**Instructions to follow:** Give back the listing underneath, unchanged and complete.

-------------------------

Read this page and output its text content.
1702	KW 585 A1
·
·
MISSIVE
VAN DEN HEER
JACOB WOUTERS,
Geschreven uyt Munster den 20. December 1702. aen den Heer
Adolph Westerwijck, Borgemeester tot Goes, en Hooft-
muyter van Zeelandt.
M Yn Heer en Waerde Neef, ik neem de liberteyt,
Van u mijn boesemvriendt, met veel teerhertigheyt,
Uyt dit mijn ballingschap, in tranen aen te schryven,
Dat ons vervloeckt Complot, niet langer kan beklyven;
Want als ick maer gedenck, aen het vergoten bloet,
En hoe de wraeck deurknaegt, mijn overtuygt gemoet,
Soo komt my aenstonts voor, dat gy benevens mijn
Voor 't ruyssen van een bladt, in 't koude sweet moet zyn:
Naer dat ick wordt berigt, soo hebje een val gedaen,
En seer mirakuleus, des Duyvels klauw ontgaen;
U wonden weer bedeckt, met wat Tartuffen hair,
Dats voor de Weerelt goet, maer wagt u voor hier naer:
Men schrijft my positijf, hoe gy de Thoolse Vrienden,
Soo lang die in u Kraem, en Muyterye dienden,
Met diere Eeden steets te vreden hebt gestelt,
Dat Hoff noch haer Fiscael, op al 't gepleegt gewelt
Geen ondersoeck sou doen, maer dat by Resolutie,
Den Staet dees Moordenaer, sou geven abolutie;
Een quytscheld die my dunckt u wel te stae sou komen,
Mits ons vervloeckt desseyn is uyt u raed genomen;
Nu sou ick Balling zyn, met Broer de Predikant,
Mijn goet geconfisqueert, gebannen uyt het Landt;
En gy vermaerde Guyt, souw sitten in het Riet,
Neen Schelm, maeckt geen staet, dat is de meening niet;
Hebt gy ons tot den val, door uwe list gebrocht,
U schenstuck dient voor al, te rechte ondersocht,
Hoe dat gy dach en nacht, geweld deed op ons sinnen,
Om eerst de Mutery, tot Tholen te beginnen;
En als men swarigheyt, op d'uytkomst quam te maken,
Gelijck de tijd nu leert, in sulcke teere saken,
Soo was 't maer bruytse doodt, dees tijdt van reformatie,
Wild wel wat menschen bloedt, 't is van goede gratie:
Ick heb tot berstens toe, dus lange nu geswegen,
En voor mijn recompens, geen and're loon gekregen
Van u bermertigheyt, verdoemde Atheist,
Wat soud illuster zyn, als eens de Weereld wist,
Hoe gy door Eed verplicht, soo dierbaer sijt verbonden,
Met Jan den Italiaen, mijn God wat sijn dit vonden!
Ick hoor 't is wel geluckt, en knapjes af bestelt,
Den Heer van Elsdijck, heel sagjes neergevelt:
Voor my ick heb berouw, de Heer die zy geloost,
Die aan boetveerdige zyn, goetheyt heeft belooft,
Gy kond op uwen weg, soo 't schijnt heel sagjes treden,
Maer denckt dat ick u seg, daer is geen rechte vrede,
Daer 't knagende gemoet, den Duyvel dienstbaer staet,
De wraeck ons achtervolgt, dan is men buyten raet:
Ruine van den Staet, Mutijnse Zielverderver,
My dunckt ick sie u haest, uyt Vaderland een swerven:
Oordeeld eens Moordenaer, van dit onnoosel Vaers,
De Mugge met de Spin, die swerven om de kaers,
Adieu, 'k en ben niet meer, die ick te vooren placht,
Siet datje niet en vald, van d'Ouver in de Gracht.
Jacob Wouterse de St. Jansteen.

-------------------------

**Output of the exercise:**
Read this page and output its text content.
1702	KW 585 A1
·
·
MISSIVE
VAN DEN HEER
JACOB WOUTERS,
Geschreven uyt Munster den 20. December 1702. aen den Heer
Adolph Westerwijck, Borgemeester tot Goes, en Hooft-
muyter van Zeelandt.
M Yn Heer en Waerde Neef, ik neem de liberteyt,
Van u mijn boesemvriendt, met veel teerhertigheyt,
Uyt dit mijn ballingschap, in tranen aen te schryven,
Dat ons vervloeckt Complot, niet langer kan beklyven;
Want als ick maer gedenck, aen het vergoten bloet,
En hoe de wraeck deurknaegt, mijn overtuygt gemoet,
Soo komt my aenstonts voor, dat gy benevens mijn
Voor 't ruyssen van een bladt, in 't koude sweet moet zyn:
Naer dat ick wordt berigt, soo hebje een val gedaen,
En seer mirakuleus, des Duyvels klauw ontgaen;
U wonden weer bedeckt, met wat Tartuffen hair,
Dats voor de Weerelt goet, maer wagt u voor hier naer:
Men schrijft my positijf, hoe gy de Thoolse Vrienden,
Soo lang die in u Kraem, en Muyterye dienden,
Met diere Eeden steets te vreden hebt gestelt,
Dat Hoff noch haer Fiscael, op al 't gepleegt gewelt
Geen ondersoeck sou doen, maer dat by Resolutie,
Den Staet dees Moordenaer, sou geven abolutie;
Een quytscheld die my dunckt u wel te stae sou komen,
Mits ons vervloeckt desseyn is uyt u raed genomen;
Nu sou ick Balling zyn, met Broer de Predikant,
Mijn goet geconfisqueert, gebannen uyt het Landt;
En gy vermaerde Guyt, souw sitten in het Riet,
Neen Schelm, maeckt geen staet, dat is de meening niet;
Hebt gy ons tot den val, door uwe list gebrocht,
U schenstuck dient voor al, te rechte ondersocht,
Hoe dat gy dach en nacht, geweld deed op ons sinnen,
Om eerst de Mutery, tot Tholen te beginnen;
En als men swarigheyt, op d'uytkomst quam te maken,
Gelijck de tijd nu leert, in sulcke teere saken,
Soo was 't maer bruytse doodt, dees tijdt van reformatie,
Wild wel wat menschen bloedt, 't is van goede gratie:
Ick heb tot berstens toe, dus lange nu geswegen,
En voor mijn recompens, geen and're loon gekregen
Van u bermertigheyt, verdoemde Atheist,
Wat soud illuster zyn, als eens de Weereld wist,
Hoe gy door Eed verplicht, soo dierbaer sijt verbonden,
Met Jan den Italiaen, mijn God wat sijn dit vonden!
Ick hoor 't is wel geluckt, en knapjes af bestelt,
Den Heer van Elsdijck, heel sagjes neergevelt:
Voor my ick heb berouw, de Heer die zy geloost,
Die aan boetveerdige zyn, goetheyt heeft belooft,
Gy kond op uwen weg, soo 't schijnt heel sagjes treden,
Maer denckt dat ick u seg, daer is geen rechte vrede,
Daer 't knagende gemoet, den Duyvel dienstbaer staet,
De wraeck ons achtervolgt, dan is men buyten raet:
Ruine van den Staet, Mutijnse Zielverderver,
My dunckt ick sie u haest, uyt Vaderland een swerven:
Oordeeld eens Moordenaer, van dit onnoosel Vaers,
De Mugge met de Spin, die swerven om de kaers,
Adieu, 'k en ben niet meer, die ick te vooren placht,
Siet datje niet en vald, van d'Ouver in de Gracht.
Jacob Wouterse de St. Jansteen.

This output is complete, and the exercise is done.